WRITTEN TASK:
Copy out each line containing "дужки" from the entries below.

[Saved data entries]
■ ■ ■ ■ ■ ■ ■

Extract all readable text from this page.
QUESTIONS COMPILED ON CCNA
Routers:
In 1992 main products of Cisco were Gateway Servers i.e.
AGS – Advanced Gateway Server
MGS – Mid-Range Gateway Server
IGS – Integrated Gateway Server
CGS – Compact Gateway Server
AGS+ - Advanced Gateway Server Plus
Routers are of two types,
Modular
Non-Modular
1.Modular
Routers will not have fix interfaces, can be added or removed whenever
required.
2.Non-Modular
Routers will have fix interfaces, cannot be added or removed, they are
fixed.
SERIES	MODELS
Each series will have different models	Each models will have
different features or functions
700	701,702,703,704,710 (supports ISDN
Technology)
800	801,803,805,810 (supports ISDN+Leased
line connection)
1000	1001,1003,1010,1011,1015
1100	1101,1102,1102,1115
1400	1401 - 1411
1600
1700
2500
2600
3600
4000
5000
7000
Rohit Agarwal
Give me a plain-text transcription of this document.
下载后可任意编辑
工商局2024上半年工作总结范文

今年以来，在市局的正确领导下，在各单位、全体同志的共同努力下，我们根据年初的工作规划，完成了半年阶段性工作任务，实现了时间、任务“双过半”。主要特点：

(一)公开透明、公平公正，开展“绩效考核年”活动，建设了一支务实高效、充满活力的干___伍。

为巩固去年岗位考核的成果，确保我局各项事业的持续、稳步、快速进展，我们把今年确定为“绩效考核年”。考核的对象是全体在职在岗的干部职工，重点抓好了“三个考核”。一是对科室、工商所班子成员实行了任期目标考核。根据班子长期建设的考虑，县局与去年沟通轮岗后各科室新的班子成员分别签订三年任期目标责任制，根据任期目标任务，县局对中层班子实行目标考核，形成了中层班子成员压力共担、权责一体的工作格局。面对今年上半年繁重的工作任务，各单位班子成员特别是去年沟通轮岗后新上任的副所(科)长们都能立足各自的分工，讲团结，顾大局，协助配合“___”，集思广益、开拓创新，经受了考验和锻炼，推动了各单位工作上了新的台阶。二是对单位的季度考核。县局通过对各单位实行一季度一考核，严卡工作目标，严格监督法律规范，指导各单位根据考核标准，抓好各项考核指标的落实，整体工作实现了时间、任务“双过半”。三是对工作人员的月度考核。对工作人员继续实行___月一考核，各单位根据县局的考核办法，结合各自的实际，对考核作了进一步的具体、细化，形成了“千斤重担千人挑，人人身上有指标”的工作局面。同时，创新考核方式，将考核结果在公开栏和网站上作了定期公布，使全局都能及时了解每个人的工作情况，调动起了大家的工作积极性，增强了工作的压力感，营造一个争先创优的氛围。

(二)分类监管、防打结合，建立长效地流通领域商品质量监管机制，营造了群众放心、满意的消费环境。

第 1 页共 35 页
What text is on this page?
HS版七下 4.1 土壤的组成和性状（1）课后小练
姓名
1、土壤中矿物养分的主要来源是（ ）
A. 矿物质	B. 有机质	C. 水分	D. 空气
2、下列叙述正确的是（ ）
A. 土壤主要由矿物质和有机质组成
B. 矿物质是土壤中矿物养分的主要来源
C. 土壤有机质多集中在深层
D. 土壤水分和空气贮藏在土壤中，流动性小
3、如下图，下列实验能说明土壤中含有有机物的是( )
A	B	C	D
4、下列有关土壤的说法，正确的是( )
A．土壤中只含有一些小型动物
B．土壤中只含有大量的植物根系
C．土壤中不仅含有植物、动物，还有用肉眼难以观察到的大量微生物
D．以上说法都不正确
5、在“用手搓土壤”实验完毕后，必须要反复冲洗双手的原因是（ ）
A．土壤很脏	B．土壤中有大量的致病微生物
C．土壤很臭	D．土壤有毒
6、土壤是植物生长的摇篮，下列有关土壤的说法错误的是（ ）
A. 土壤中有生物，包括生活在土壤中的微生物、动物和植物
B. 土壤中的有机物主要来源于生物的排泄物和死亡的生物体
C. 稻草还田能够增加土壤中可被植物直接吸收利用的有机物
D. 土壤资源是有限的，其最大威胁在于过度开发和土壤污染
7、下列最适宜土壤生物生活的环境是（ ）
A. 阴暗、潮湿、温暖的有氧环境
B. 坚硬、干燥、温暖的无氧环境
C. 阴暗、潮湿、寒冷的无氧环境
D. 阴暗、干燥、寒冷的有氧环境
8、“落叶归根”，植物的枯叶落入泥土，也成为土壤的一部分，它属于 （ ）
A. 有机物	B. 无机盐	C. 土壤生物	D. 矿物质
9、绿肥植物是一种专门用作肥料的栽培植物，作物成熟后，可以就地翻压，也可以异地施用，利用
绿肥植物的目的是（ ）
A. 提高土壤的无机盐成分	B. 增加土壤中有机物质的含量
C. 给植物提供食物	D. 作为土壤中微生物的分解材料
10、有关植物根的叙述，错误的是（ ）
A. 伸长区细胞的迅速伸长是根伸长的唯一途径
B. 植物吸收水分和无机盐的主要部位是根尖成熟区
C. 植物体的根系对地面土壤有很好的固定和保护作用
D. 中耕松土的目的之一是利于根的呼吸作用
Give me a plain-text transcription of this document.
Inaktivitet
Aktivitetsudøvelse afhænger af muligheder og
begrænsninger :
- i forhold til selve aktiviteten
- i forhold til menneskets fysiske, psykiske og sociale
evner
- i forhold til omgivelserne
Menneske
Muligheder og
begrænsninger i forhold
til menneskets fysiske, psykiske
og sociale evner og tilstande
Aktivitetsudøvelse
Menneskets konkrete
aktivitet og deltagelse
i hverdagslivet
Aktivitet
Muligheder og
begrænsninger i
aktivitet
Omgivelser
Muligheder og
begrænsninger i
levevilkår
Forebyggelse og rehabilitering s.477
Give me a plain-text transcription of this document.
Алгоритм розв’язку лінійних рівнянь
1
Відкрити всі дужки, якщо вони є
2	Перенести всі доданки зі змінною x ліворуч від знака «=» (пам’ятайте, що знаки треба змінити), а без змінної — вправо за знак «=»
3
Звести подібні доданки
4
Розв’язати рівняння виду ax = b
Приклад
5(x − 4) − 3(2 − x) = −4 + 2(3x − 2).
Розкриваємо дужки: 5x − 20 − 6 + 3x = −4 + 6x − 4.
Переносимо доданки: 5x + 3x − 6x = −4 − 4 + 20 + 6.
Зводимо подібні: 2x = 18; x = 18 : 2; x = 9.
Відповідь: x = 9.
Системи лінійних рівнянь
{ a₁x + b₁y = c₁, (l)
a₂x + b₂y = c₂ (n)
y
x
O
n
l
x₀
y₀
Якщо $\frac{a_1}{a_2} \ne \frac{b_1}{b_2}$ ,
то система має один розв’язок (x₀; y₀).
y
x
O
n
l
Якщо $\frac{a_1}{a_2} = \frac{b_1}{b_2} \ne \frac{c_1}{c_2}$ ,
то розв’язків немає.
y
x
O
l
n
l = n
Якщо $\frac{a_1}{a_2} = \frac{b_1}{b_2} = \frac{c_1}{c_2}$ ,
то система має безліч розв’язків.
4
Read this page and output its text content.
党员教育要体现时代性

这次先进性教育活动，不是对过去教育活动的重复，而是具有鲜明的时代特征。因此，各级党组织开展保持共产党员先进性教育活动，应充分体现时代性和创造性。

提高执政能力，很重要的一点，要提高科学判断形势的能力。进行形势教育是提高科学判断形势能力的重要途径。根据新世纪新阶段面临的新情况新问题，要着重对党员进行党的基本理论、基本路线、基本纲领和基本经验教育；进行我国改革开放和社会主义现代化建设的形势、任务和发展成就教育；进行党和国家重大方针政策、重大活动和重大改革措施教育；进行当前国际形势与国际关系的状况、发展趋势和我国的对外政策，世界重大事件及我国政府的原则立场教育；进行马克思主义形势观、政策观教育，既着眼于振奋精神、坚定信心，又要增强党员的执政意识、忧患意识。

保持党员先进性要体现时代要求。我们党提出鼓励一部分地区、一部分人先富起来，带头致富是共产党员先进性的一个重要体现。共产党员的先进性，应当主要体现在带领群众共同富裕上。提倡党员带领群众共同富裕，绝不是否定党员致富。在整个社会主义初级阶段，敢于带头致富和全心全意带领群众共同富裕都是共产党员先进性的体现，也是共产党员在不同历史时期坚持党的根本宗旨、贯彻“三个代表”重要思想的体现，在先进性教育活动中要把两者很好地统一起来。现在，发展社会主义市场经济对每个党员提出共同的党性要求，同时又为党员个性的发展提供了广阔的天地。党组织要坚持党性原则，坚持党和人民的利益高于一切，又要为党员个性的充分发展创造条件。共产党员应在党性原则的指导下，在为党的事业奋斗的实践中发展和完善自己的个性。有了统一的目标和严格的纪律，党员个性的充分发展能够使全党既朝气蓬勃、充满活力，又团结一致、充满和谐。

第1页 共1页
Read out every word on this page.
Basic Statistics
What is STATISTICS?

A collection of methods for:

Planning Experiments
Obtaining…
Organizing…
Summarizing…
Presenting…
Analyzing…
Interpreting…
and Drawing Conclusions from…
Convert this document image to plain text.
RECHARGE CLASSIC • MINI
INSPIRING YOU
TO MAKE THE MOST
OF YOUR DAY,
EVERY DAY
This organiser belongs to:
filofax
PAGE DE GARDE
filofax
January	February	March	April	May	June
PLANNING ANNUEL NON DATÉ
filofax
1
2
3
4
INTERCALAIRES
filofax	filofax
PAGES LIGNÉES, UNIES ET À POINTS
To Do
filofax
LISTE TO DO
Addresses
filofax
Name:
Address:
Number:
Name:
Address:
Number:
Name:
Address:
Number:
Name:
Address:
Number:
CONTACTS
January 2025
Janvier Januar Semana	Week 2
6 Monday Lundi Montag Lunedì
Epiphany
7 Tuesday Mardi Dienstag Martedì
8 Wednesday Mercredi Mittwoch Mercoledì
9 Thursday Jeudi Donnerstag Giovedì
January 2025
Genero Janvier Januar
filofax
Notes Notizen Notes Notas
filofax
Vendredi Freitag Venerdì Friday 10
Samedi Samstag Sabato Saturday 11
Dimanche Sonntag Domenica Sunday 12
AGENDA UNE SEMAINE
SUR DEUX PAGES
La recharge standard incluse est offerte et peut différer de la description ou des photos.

■ ■ ■ ■ ■ ■ ■

OUTPUT FOR THIS TASK:
Відкрити всі дужки, якщо вони є
Розкриваємо дужки: 5x − 20 − 6 + 3x = −4 + 6x − 4.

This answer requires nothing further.